[Task inputs]
------------
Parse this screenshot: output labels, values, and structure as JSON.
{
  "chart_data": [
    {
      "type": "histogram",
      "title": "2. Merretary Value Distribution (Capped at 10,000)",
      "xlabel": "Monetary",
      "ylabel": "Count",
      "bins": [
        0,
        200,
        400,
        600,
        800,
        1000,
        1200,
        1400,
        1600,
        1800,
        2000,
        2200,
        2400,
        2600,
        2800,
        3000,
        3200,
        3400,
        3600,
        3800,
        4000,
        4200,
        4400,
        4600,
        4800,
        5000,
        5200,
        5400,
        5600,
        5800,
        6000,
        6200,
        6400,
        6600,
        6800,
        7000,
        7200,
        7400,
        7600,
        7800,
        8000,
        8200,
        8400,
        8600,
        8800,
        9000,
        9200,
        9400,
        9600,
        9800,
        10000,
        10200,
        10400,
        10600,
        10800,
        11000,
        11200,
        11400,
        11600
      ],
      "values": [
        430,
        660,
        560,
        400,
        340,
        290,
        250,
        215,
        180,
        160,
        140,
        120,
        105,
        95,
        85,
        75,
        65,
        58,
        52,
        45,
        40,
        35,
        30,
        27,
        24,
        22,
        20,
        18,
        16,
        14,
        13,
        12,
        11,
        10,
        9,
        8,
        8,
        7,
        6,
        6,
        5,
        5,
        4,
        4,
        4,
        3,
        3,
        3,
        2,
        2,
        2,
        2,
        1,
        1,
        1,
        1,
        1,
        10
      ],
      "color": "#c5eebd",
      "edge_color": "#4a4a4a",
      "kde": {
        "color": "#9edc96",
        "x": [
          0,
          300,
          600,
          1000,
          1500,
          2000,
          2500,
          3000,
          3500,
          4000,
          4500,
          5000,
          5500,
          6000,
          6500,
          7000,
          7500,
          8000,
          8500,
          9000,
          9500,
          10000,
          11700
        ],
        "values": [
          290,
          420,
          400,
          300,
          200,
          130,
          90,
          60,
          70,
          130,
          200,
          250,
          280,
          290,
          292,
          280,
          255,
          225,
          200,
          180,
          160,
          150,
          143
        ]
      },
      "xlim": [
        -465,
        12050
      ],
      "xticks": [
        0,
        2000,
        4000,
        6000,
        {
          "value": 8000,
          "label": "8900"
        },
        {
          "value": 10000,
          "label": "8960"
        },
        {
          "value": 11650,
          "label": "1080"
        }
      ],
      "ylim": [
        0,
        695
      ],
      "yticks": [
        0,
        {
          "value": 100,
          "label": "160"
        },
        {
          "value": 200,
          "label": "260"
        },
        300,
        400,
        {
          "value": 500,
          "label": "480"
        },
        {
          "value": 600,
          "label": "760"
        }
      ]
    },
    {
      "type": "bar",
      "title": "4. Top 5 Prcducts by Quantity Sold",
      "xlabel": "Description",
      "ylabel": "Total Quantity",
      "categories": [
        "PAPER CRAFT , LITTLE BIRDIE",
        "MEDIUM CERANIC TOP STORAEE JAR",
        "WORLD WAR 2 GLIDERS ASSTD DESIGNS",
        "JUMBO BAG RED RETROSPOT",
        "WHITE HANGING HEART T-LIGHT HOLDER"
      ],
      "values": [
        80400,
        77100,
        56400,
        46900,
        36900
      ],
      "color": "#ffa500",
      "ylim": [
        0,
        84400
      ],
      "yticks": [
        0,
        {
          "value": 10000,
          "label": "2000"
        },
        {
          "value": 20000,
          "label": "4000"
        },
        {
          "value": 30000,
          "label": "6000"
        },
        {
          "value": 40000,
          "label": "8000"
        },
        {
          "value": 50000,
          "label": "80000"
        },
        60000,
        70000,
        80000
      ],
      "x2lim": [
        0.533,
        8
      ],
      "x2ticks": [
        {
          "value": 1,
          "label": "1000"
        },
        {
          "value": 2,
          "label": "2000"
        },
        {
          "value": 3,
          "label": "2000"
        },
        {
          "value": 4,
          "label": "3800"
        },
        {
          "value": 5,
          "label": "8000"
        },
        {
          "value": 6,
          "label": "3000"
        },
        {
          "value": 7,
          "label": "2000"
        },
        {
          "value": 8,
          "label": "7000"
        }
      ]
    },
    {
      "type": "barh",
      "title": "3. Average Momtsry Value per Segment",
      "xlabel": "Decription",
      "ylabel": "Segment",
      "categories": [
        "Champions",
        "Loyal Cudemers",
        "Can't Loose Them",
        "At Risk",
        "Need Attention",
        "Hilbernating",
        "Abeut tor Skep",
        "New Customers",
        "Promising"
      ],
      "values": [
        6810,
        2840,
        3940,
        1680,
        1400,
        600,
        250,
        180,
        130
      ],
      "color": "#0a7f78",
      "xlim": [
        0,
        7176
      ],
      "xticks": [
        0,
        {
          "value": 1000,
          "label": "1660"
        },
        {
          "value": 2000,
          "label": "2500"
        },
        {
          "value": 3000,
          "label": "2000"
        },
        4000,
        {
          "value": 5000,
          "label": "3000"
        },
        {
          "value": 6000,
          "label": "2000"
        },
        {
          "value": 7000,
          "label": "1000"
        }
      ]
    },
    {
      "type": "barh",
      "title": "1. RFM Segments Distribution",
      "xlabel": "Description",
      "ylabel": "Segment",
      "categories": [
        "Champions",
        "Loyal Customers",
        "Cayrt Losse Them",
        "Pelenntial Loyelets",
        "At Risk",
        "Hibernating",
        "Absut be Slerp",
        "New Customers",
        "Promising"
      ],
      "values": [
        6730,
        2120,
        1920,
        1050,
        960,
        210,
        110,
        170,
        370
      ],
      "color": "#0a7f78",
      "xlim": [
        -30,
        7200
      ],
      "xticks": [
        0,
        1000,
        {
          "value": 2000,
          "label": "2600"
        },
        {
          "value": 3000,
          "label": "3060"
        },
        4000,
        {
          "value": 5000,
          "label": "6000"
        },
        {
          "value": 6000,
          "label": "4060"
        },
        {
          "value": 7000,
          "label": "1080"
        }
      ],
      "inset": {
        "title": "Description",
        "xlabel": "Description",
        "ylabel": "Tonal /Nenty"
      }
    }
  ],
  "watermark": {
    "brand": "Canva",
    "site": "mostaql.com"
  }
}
------------
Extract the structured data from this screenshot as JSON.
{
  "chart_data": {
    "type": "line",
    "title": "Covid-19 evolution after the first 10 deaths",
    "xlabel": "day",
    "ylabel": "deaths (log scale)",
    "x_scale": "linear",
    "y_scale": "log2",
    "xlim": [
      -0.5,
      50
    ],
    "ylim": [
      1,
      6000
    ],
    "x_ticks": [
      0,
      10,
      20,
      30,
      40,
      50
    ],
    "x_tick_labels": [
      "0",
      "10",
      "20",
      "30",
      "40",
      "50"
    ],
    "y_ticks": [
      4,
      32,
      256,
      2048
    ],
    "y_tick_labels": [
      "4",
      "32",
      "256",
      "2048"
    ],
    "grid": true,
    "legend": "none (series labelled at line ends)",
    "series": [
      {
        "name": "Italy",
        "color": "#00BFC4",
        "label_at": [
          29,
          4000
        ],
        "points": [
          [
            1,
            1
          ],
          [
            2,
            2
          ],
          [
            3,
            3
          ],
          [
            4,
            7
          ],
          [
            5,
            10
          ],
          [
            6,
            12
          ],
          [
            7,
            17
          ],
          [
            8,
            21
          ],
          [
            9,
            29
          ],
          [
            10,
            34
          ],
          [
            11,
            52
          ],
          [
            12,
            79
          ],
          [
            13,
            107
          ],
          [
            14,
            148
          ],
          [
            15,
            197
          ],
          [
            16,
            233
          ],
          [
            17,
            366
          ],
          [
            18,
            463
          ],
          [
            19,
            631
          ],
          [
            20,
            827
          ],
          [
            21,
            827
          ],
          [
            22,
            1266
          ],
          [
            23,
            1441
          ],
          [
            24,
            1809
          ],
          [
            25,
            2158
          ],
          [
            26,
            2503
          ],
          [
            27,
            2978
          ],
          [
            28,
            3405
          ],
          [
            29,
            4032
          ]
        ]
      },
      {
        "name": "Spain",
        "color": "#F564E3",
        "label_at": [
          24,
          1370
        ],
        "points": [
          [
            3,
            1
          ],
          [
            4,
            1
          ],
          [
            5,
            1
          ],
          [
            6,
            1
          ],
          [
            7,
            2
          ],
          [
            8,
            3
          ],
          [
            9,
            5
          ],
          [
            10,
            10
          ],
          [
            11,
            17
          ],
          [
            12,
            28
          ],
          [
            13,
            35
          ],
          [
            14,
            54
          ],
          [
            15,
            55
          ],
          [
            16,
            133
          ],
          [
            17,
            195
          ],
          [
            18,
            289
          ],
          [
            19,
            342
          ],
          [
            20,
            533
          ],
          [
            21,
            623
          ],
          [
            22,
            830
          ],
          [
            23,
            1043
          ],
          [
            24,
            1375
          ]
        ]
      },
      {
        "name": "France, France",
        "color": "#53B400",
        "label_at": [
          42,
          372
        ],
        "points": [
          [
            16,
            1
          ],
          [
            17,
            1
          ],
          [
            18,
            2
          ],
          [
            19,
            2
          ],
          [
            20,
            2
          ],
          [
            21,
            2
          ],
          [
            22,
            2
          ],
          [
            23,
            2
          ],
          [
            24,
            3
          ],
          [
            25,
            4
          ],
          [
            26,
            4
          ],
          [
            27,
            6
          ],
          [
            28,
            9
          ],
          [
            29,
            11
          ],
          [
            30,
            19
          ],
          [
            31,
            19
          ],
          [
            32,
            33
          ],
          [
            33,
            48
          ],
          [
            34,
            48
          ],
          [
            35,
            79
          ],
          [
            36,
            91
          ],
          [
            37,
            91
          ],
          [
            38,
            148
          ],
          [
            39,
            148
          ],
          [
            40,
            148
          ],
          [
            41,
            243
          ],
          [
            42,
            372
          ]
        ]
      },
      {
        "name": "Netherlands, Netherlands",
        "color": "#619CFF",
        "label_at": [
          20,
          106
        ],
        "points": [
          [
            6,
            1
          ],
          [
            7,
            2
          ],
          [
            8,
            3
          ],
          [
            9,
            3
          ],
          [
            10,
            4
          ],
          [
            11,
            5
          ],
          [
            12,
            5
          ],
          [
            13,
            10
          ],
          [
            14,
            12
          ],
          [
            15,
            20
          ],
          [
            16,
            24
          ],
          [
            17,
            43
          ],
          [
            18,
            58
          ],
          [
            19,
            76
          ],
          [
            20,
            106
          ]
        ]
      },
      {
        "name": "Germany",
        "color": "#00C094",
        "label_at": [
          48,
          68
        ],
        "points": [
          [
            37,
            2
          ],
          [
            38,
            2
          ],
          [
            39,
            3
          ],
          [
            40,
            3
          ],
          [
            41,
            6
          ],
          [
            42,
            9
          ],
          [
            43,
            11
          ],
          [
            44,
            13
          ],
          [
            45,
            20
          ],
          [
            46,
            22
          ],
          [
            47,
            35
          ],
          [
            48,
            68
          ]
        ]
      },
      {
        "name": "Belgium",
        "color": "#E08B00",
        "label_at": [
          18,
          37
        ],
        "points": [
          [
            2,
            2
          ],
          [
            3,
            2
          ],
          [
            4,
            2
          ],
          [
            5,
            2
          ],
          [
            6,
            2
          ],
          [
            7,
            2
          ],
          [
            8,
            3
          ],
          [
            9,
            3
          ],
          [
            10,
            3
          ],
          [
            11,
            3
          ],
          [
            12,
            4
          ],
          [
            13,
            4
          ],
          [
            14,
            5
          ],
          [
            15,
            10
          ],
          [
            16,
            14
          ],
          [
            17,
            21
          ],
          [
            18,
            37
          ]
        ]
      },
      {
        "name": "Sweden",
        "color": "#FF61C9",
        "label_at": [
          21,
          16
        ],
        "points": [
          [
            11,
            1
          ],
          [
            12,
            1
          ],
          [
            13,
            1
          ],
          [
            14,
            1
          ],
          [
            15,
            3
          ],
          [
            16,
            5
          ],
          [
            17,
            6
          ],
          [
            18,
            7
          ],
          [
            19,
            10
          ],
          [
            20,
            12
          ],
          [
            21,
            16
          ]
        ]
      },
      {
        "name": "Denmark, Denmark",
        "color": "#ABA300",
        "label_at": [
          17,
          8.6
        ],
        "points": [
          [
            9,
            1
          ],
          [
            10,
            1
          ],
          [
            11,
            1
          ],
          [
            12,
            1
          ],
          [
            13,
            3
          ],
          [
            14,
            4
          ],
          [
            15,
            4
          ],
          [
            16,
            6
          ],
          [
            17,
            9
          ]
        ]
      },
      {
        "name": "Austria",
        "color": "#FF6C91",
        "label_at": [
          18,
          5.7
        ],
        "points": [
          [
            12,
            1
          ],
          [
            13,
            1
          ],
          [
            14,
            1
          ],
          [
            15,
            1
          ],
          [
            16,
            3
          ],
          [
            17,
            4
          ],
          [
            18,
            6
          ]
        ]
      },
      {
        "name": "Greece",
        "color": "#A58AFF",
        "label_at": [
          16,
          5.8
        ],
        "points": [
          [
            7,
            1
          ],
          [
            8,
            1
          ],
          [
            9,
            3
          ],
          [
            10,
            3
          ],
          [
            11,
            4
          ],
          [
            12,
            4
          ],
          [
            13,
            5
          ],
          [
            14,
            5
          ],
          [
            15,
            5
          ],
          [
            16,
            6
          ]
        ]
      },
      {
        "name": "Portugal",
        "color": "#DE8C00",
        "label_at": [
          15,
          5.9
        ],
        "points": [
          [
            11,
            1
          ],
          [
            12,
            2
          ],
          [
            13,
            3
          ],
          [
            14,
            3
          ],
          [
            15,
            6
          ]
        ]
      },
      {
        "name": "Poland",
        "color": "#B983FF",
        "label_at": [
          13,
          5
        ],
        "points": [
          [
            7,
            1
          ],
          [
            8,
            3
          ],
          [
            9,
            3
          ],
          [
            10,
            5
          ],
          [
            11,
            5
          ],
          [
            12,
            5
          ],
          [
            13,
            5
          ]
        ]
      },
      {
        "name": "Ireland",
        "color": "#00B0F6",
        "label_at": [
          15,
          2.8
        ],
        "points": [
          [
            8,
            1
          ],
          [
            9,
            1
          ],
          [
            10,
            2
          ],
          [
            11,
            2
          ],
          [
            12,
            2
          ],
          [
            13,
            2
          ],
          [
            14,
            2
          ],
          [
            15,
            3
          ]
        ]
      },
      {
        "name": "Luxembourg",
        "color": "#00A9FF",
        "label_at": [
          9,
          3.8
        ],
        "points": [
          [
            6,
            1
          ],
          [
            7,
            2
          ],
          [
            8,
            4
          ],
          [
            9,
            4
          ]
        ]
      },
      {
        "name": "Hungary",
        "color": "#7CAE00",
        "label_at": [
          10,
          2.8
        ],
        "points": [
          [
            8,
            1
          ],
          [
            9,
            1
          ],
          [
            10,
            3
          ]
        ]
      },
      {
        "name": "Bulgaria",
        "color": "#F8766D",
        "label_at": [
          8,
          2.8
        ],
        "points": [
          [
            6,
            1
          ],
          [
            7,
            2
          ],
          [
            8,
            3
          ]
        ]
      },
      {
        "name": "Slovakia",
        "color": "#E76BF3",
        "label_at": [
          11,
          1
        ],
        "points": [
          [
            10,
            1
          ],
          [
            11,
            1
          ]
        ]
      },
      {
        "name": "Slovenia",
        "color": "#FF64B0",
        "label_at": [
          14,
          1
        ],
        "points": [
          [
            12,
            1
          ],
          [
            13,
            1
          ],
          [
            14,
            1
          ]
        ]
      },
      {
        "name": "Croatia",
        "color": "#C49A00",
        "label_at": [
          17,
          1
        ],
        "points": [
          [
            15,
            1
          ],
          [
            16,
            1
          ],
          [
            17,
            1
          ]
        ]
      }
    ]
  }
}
------------
[Stated task] Go through the listing above and return every line where the word "type" occurs.

[Expected answer]
      "type": "histogram",
      "type": "bar",
      "type": "barh",
      "type": "barh",
    "type": "line",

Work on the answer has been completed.